### RECORDS FOR THIS TASK
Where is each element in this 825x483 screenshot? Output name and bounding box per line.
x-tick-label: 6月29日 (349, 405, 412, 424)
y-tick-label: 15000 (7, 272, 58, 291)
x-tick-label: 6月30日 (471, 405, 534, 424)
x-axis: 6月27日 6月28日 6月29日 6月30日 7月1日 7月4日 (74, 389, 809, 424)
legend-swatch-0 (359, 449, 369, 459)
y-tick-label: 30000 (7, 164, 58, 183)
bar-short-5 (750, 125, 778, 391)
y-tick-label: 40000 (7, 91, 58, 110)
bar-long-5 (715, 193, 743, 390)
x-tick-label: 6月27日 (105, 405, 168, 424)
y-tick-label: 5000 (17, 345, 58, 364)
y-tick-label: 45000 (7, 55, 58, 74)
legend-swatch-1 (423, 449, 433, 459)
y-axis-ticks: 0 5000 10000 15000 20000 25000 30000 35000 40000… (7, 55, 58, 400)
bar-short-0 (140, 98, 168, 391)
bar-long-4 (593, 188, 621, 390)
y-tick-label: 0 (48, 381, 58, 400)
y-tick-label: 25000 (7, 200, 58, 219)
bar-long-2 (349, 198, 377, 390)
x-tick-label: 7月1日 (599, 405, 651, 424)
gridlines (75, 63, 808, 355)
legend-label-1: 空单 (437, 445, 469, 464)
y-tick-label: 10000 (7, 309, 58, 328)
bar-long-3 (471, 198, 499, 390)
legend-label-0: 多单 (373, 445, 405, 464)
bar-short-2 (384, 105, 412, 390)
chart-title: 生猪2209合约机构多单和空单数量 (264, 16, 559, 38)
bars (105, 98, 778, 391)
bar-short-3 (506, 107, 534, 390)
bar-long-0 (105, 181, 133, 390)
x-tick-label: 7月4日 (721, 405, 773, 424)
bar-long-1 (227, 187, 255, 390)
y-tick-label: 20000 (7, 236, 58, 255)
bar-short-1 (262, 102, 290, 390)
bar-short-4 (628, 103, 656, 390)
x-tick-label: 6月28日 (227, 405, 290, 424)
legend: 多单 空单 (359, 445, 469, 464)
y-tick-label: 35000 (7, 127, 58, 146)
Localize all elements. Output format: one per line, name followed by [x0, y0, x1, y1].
---
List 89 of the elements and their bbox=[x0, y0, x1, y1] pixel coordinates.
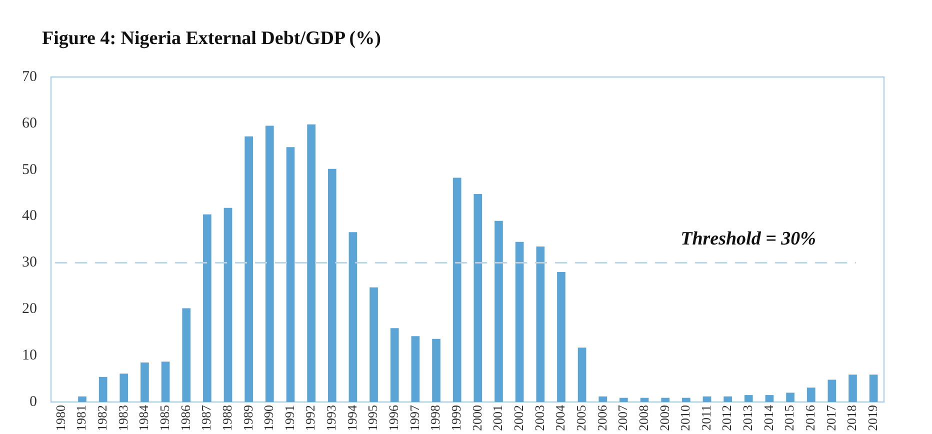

### WHAT THE TASK REQUIRES
Write out the records from the line containing "Where is each" down to the line containing "legend-swatch-0 (359, 449, 369, 459)", with both of those lines included.

### THE COMPLETED TASK
Where is each element in this 825x483 screenshot? Output name and bounding box per line.
x-tick-label: 6月29日 (349, 405, 412, 424)
y-tick-label: 15000 (7, 272, 58, 291)
x-tick-label: 6月30日 (471, 405, 534, 424)
x-axis: 6月27日 6月28日 6月29日 6月30日 7月1日 7月4日 (74, 389, 809, 424)
legend-swatch-0 (359, 449, 369, 459)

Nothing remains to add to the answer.